→ **GIVEN EXERCISE**: Each line containing the word "this" should be found and copied.

Items from a figure collection
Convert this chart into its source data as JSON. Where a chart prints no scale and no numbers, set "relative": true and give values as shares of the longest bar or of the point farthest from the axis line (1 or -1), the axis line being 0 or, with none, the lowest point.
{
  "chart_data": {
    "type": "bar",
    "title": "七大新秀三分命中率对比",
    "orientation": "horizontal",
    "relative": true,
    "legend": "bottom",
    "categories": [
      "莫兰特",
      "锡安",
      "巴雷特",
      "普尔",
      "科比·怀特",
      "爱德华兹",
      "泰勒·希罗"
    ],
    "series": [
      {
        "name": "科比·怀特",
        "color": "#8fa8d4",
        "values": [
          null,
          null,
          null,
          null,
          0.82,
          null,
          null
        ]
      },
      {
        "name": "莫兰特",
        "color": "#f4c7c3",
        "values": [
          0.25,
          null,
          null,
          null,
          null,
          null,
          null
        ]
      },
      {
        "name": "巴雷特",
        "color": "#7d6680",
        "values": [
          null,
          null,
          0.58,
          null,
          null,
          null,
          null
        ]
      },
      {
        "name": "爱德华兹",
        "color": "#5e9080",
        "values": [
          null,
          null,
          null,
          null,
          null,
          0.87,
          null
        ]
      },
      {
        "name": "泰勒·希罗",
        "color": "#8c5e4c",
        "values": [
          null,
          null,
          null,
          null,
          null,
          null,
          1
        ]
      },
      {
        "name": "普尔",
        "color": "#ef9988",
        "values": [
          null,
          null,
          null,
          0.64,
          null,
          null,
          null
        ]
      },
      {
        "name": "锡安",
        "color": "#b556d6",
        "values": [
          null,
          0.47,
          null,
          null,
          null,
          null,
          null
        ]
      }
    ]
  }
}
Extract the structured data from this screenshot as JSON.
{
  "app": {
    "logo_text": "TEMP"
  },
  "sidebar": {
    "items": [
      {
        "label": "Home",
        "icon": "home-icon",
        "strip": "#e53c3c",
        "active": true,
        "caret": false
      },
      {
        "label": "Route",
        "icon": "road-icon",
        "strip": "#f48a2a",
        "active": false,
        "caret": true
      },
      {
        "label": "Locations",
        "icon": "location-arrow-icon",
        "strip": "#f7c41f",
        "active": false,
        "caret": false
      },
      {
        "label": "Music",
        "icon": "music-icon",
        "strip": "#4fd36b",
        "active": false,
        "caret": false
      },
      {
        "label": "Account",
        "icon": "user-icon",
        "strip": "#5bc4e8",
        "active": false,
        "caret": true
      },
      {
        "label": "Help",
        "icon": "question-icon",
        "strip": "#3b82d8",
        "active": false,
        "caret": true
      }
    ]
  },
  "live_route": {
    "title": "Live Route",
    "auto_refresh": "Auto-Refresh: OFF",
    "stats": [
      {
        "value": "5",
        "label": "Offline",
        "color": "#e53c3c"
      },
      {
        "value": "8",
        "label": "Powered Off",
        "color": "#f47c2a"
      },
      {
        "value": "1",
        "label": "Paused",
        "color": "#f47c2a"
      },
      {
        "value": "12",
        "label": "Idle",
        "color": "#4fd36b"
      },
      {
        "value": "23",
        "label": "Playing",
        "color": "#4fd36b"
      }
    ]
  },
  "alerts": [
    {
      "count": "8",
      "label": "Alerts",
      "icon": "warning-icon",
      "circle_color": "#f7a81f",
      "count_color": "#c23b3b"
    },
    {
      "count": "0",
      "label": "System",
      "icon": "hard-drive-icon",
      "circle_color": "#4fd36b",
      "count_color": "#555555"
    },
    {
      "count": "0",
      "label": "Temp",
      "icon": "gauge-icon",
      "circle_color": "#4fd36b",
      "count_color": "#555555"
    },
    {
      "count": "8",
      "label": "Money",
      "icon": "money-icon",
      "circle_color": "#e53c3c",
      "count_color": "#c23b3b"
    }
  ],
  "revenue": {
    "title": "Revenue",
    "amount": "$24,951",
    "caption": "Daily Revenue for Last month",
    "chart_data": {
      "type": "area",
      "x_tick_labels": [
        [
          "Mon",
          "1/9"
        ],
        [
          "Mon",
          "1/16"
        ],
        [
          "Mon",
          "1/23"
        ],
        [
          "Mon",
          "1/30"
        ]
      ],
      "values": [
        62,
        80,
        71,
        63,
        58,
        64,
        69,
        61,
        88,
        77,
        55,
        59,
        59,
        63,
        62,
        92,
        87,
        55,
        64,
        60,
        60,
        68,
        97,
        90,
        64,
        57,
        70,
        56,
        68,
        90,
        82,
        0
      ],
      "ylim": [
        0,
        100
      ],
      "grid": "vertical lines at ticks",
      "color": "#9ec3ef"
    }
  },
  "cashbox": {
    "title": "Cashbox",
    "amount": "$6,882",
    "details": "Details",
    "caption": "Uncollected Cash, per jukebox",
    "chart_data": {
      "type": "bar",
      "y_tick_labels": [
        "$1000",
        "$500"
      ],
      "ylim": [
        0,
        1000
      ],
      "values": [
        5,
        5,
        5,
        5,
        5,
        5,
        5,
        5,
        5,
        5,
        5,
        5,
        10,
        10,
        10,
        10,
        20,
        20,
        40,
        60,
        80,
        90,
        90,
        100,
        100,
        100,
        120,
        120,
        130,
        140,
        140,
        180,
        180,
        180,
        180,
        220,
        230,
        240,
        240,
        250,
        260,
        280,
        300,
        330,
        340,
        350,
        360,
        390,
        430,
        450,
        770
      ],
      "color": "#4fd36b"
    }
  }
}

→ **SOLUTION TO THE EXERCISE**:
Convert this chart into its source data as JSON. Where a chart prints no scale and no numbers, set "relative": true and give values as shares of the longest bar or of the point farthest from the axis line (1 or -1), the axis line being 0 or, with none, the lowest point.
Extract the structured data from this screenshot as JSON.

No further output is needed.